The task: Give a verbatim quotation of every record.

Stored records:
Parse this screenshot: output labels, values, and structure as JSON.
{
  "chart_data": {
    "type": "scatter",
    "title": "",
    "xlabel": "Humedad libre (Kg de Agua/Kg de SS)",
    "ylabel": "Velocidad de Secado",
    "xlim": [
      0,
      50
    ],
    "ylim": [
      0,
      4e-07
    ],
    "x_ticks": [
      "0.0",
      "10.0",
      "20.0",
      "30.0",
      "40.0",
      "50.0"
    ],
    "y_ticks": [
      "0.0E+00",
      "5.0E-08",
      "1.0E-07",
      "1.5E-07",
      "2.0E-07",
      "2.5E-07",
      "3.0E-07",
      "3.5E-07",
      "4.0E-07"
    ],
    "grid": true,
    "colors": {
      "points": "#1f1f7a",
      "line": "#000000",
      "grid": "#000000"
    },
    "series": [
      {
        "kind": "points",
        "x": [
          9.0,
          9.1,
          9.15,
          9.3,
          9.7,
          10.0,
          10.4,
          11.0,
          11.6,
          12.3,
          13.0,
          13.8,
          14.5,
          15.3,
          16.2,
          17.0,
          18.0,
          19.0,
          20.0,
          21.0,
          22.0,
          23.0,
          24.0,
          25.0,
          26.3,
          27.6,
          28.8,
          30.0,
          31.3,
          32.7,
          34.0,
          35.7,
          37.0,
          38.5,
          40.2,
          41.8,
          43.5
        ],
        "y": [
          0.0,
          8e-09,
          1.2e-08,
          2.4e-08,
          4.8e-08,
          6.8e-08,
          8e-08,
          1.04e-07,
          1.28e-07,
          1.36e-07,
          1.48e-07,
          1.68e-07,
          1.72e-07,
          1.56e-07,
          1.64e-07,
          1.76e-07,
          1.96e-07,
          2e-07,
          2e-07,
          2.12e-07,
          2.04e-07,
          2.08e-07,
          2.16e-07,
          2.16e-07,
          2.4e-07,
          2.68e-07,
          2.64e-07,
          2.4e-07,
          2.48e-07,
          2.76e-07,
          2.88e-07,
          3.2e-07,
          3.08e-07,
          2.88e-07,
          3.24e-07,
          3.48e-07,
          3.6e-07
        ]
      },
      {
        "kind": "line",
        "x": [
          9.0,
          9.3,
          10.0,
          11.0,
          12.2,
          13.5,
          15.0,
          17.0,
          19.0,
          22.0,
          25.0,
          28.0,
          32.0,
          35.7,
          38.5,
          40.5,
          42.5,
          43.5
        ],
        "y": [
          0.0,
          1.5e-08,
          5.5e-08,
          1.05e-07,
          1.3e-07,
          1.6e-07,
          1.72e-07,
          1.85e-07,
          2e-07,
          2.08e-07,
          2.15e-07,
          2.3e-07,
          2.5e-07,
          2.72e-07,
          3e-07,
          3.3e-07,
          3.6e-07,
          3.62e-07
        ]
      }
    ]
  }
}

Task output:
Parse this screenshot: output labels, values, and structure as JSON.
{
  "chart_data": {
    "type": "scatter",
    "title": "",
    "xlabel": "Humedad libre (Kg de Agua/Kg de SS)",
    "ylabel": "Velocidad de Secado",
    "xlim": [
      0,
      50
    ],
    "ylim": [
      0,
      4e-07
    ],
    "x_ticks": [
      "0.0",
      "10.0",
      "20.0",
      "30.0",
      "40.0",
      "50.0"
    ],
    "y_ticks": [
      "0.0E+00",
      "5.0E-08",
      "1.0E-07",
      "1.5E-07",
      "2.0E-07",
      "2.5E-07",
      "3.0E-07",
      "3.5E-07",
      "4.0E-07"
    ],
    "grid": true,
    "colors": {
      "points": "#1f1f7a",
      "line": "#000000",
      "grid": "#000000"
    },
    "series": [
      {
        "kind": "points",
        "x": [
          9.0,
          9.1,
          9.15,
          9.3,
          9.7,
          10.0,
          10.4,
          11.0,
          11.6,
          12.3,
          13.0,
          13.8,
          14.5,
          15.3,
          16.2,
          17.0,
          18.0,
          19.0,
          20.0,
          21.0,
          22.0,
          23.0,
          24.0,
          25.0,
          26.3,
          27.6,
          28.8,
          30.0,
          31.3,
          32.7,
          34.0,
          35.7,
          37.0,
          38.5,
          40.2,
          41.8,
          43.5
        ],
        "y": [
          0.0,
          8e-09,
          1.2e-08,
          2.4e-08,
          4.8e-08,
          6.8e-08,
          8e-08,
          1.04e-07,
          1.28e-07,
          1.36e-07,
          1.48e-07,
          1.68e-07,
          1.72e-07,
          1.56e-07,
          1.64e-07,
          1.76e-07,
          1.96e-07,
          2e-07,
          2e-07,
          2.12e-07,
          2.04e-07,
          2.08e-07,
          2.16e-07,
          2.16e-07,
          2.4e-07,
          2.68e-07,
          2.64e-07,
          2.4e-07,
          2.48e-07,
          2.76e-07,
          2.88e-07,
          3.2e-07,
          3.08e-07,
          2.88e-07,
          3.24e-07,
          3.48e-07,
          3.6e-07
        ]
      },
      {
        "kind": "line",
        "x": [
          9.0,
          9.3,
          10.0,
          11.0,
          12.2,
          13.5,
          15.0,
          17.0,
          19.0,
          22.0,
          25.0,
          28.0,
          32.0,
          35.7,
          38.5,
          40.5,
          42.5,
          43.5
        ],
        "y": [
          0.0,
          1.5e-08,
          5.5e-08,
          1.05e-07,
          1.3e-07,
          1.6e-07,
          1.72e-07,
          1.85e-07,
          2e-07,
          2.08e-07,
          2.15e-07,
          2.3e-07,
          2.5e-07,
          2.72e-07,
          3e-07,
          3.3e-07,
          3.6e-07,
          3.62e-07
        ]
      }
    ]
  }
}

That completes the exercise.